### Job
Make an exact copy of the entries, and keep any pictures out of it.

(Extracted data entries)
——————
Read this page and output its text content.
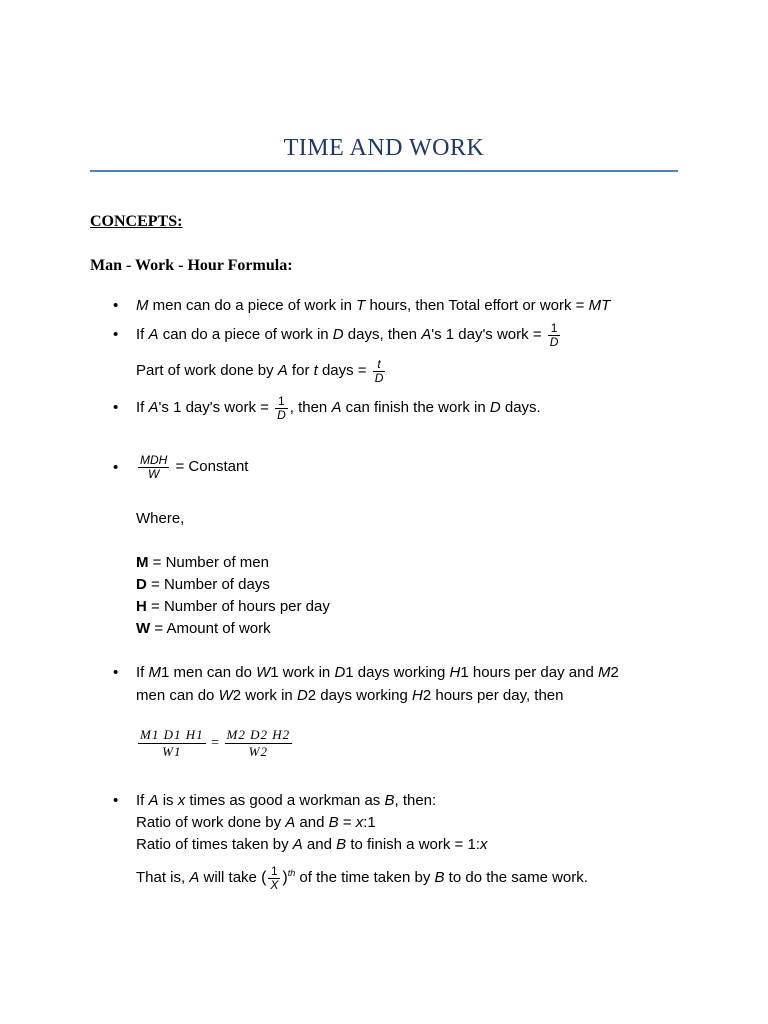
TIME AND WORK
CONCEPTS:
Man - Work - Hour Formula:
• M men can do a piece of work in T hours, then Total effort or work = MT
• If A can do a piece of work in D days, then A's 1 day's work = $\frac{1}{D}$
Part of work done by A for t days = $\frac{t}{D}$
• If A's 1 day's work = $\frac{1}{D}$ , then A can finish the work in D days.
• $\frac{\text{MDH}}{W}$ = Constant
Where,
M = Number of men
D = Number of days
H = Number of hours per day
W = Amount of work
• If M1 men can do W1 work in D1 days working H1 hours per day and M2
men can do W2 work in D2 days working H2 hours per day, then
$\frac{M1 D1 H1}{W1} = \frac{M2 D2 H2}{W2}$
• If A is x times as good a workman as B, then:
Ratio of work done by A and B = x:1
Ratio of times taken by A and B to finish a work = 1:x
That is, A will take ( $\frac{1}{X} )^{th}$ of the time taken by B to do the same work.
——————
### Answer to this exercise
Read this page and output its text content.
TIME AND WORK
CONCEPTS:
Man - Work - Hour Formula:
• M men can do a piece of work in T hours, then Total effort or work = MT
• If A can do a piece of work in D days, then A's 1 day's work = $\frac{1}{D}$
Part of work done by A for t days = $\frac{t}{D}$
• If A's 1 day's work = $\frac{1}{D}$ , then A can finish the work in D days.
• $\frac{\text{MDH}}{W}$ = Constant
Where,
M = Number of men
D = Number of days
H = Number of hours per day
W = Amount of work
• If M1 men can do W1 work in D1 days working H1 hours per day and M2
men can do W2 work in D2 days working H2 hours per day, then
$\frac{M1 D1 H1}{W1} = \frac{M2 D2 H2}{W2}$
• If A is x times as good a workman as B, then:
Ratio of work done by A and B = x:1
Ratio of times taken by A and B to finish a work = 1:x
That is, A will take ( $\frac{1}{X} )^{th}$ of the time taken by B to do the same work.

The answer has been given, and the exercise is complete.